**Фрагмент документа**
════

Я хочу быть понят моей страной, а не буду понят – что ж по родной стране пройду стороной, как проходит косой дождь.

А Брик сказал, что, если им позволить сочинять такие стихи, то они все перестреляются.

– Почему? – не понял ты.

– Это стихотворение публиковалось вскоре после смерти Есенина. И Брик очень хорошо понимал Маяковского. Он был земной, умный. Так проявлялась его человеческая забота о Маяковском, больше даже чем о поэте.

– А когда вы познакомились с Маяковским?

– В конце 20-го года. Еще очень голодное время в Москве. Я студент ВХУТЕМАСа, первого курса, пришел в «Окна РОСТа» в поисках заработка.

– Что такое эти «окна»?

– Российское телеграфное агентство, при котором был отдел наглядной агитации. Он выпускал агитационные плакаты со стихотворными текстами, которые в основном писал Маяковский.

════

**Набор данных**
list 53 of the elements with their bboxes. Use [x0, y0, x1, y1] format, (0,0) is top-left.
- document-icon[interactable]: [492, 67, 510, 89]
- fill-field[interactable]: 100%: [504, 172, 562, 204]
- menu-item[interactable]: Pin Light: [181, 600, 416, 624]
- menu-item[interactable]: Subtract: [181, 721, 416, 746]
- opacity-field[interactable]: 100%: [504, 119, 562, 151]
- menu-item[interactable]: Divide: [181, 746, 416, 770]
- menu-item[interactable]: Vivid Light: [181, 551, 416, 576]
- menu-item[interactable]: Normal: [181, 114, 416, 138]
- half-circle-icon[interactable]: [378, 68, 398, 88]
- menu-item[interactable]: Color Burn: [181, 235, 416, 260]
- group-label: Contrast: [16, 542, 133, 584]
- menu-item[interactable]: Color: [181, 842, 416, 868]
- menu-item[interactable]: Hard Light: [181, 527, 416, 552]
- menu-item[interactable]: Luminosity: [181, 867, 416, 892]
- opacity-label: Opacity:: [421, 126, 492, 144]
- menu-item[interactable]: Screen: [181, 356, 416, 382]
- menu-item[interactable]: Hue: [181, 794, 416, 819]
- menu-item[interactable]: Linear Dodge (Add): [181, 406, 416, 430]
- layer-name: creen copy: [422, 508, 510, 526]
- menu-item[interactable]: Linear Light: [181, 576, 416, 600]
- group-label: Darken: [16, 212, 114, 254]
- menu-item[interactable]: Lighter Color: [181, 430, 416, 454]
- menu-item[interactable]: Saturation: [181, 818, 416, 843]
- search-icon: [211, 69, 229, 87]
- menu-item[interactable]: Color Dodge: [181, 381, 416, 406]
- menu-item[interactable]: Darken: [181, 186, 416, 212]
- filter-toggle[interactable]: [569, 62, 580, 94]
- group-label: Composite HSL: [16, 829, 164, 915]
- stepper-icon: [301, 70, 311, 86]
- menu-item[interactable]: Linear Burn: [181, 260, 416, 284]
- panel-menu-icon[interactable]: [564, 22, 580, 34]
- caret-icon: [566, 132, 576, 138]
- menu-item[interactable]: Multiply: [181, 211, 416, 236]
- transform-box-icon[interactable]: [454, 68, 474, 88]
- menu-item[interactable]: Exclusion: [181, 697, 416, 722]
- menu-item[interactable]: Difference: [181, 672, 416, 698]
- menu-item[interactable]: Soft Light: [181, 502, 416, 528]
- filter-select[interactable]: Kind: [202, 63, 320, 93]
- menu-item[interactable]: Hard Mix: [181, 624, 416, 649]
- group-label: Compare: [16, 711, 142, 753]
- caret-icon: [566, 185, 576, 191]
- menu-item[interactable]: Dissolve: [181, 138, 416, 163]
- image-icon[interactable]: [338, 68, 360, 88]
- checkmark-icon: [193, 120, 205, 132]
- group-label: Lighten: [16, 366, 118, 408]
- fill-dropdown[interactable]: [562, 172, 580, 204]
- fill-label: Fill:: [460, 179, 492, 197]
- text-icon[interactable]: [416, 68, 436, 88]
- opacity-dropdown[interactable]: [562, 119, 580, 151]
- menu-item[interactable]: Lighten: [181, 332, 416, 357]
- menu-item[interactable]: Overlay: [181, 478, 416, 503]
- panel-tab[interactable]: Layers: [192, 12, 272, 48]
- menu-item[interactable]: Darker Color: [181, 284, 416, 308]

════

**Список заданий**
[1] Определите, согласуются ли с фрагментом о Маяковском утверждения (а), (б), (в), ответив на каждое «да» или «нет» и дословно процитировав решающие слова фрагмента.
(а) Знакомство с Маяковским состоялось в конце 20-го года.
(б) В «Окна РОСТа» пришел студент второго курса ВХУТЕМАСа.
(в) Стихотворные тексты для агитационных плакатов в основном писал Маяковский.
[2] Допишите фрагмент о Маяковском, продолжив его после последней фразы.

**Ответы по порядку**
[1]
(а) Да: «В конце 20-го года».
(б) Нет: «Я студент ВХУТЕМАСа, первого курса».
(в) Да: «которые в основном писал Маяковский».

[2]
– Это я знаю. Не знаю, каково назначение их, как их изготавливали, тираж…

– Они расклеивались на вокзалах и выставлялись в витринах тогда ничем не торгующих магазинов. Все газетные новости, политические злобы дня обычно освещались таким способом. Изготавливась они в основном кустарным способом. Михаил Черемных, Маяковский, Иван Малютин делали оригиналы, а другие художники, их было много, по этим оригиналам резали трафареты и трафаретили клеевыми красками до тысячи экземпляров, а, может быть, и больше. Рассылали в разные города: в Ленинград, в Киев… В общем, это дело пошло широко. Заведовал в Москве «Окнами РОСТа» хороший художник Черемных. Но душой был Маяковский. Оба очень много рисовали. Очень много хороших рисунков было у Черемныха и своеобразных у Маяковского.

– А Лиля Брик тоже там была?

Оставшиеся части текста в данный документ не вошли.